* [COMPITO 1] Ricopia dall'articolo sull'infermiere di famiglia e comunità il passo che comincia con le parole "Il dirigente delle" e si ferma dopo le parole "famiglia e comunità.", senza cambiare nulla.
* [COMPITO 2] Elenca le situazioni che, secondo l'articolo sull'infermiere di famiglia e comunità, i colleghi hanno trovato nelle case degli utenti.

* [ESTRATTO DELLA PAGINA]
Il dirigente delle Professioni sanitarie e sociosanitarie del Polo territoriale dell’Asst di Cremona, Gianmario Pedretti, in un’intervista a La Provincia di Cremona ha spiegato il servizio dell’infermiere di famiglia e comunità.
Lo ha fatto enfatizzando non poco l’aspetto relazionale della cura e l’importanza che, in tal senso, un professionista che gravita nel territorio può avere per i pazienti e per le loro famiglie: «L’infermiere di famiglia e comunità tra i suoi strumenti ha il dialogo, fondamentale nella relazione di cura, e si interfaccia con i medici di medicina generale, oltre che con gli assistenti sociali e tutte le altre figure professionali».
«Questo servizio nato nella nostra Azienda un paio di anni fa – spiega Pedretti – è svolto da colleghi che hanno esercitato per molti anni l’attività professionale in contesti ospedalieri per poi trovarsi a operare in un ambito completamente diverso, le case degli utenti. Hanno trovato situazioni di estrema fragilità e solitudine, talvolta di abbandono.
Del resto l’evoluzione socio-demografica del nostro Paese ci porta ad avere molti nuclei famigliari con due persone, spesso anziane e magari con figli lontani per lavoro. E se non si innesca il bisogno di salute restano sconosciute.
L’infermiere di famiglia e di comunità, spesso su segnalazione dei medici di medicina generale, oltre che di tutta la rete dei servizi che compongono l’équipe territoriale, entra nel contesto domestico facendosi carico non solo del singolo problema ma di tutta la situazione famigliare nella sua complessità.
L’esecuzione di pratiche infermieristiche avviene in un contesto diverso da quello ambulatoriale aprendo confini in termini di tempo e spazio. Ecco perché il tempo della relazione è proprio un tempo di cura».
D’altronde, come sottolineato dal dirigente, «L’articolo 4 del nostro codice deontologico definisce proprio la relazione di cura dell’infermiere con il paziente, e la sua famiglia, un tempo di cura prezioso».

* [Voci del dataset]

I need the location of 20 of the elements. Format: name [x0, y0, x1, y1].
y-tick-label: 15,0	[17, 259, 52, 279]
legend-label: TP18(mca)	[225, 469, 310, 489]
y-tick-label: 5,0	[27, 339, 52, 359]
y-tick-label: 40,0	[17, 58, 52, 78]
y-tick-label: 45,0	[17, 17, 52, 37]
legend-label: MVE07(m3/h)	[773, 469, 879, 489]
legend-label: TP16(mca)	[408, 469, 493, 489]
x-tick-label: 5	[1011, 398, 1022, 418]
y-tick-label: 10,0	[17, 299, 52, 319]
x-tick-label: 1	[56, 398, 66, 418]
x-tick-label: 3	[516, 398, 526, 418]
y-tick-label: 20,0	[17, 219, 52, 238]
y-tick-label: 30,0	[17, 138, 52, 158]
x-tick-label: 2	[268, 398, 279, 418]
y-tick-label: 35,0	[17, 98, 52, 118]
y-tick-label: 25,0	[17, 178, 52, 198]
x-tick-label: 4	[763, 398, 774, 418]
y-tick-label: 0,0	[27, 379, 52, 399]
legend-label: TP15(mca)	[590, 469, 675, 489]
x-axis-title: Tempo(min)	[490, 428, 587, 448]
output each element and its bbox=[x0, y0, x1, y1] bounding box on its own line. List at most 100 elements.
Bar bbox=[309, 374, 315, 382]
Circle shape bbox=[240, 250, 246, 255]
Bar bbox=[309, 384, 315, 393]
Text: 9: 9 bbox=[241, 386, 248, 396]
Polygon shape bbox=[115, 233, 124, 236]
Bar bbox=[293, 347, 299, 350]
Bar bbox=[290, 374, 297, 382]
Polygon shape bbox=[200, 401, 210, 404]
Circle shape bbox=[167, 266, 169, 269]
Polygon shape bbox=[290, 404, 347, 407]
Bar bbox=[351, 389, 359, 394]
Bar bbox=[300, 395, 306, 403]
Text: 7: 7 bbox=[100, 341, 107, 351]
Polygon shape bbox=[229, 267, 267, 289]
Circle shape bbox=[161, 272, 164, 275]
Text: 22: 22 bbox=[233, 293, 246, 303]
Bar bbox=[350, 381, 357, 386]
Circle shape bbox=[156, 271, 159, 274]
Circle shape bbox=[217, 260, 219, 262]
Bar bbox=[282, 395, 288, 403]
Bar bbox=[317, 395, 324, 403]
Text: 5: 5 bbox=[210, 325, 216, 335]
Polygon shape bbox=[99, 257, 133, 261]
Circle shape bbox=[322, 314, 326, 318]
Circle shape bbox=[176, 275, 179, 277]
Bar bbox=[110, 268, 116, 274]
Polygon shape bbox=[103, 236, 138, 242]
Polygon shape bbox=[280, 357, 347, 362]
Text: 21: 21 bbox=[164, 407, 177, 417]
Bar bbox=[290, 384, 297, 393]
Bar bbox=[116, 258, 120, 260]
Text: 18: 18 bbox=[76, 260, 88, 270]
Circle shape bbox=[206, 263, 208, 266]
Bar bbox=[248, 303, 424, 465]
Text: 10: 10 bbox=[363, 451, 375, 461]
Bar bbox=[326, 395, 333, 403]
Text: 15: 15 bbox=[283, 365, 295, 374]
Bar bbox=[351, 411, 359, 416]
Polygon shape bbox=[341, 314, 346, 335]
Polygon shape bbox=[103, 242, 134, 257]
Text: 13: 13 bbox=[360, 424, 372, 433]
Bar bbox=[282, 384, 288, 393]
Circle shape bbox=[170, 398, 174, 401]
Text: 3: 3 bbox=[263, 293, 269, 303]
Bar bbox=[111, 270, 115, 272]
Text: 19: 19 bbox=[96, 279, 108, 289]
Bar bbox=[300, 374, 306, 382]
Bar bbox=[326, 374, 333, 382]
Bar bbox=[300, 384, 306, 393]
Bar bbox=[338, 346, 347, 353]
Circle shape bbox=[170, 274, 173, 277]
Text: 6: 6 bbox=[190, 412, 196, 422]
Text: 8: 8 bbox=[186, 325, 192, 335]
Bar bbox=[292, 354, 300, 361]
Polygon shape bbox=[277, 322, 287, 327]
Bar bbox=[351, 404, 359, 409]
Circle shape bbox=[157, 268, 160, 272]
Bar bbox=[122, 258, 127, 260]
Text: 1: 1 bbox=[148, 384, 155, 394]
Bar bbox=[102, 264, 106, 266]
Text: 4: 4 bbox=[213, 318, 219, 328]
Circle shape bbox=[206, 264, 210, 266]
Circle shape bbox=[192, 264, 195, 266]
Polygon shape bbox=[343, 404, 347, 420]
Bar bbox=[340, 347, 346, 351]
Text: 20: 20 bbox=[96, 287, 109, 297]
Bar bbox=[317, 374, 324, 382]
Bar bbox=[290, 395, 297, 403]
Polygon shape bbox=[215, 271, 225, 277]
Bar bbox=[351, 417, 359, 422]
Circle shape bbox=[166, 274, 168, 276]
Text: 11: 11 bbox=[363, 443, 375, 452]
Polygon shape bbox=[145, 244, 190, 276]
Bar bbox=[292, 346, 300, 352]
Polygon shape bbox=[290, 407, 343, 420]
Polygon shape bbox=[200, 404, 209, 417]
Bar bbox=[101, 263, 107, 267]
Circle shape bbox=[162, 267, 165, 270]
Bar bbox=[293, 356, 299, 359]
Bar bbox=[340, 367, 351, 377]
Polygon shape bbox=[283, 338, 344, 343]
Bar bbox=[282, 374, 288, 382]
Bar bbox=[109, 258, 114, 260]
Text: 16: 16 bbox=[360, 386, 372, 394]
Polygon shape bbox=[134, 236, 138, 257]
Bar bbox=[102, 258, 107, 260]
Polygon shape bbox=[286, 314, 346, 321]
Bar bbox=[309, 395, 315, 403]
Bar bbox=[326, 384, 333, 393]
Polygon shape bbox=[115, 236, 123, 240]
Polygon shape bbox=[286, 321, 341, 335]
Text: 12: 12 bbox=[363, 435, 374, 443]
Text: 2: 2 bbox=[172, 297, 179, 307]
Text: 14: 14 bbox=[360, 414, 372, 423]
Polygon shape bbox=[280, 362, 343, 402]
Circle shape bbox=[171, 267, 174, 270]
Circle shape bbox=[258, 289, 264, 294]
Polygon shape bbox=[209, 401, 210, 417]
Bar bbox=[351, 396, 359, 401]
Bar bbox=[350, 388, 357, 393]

* [RISPOSTA 1]
Il dirigente delle Professioni sanitarie e sociosanitarie del Polo territoriale dell’Asst di Cremona, Gianmario Pedretti, in un’intervista a La Provincia di Cremona ha spiegato il servizio dell’infermiere di famiglia e comunità.

* [RISPOSTA 2]
- estrema fragilità
- solitudine
- abbandono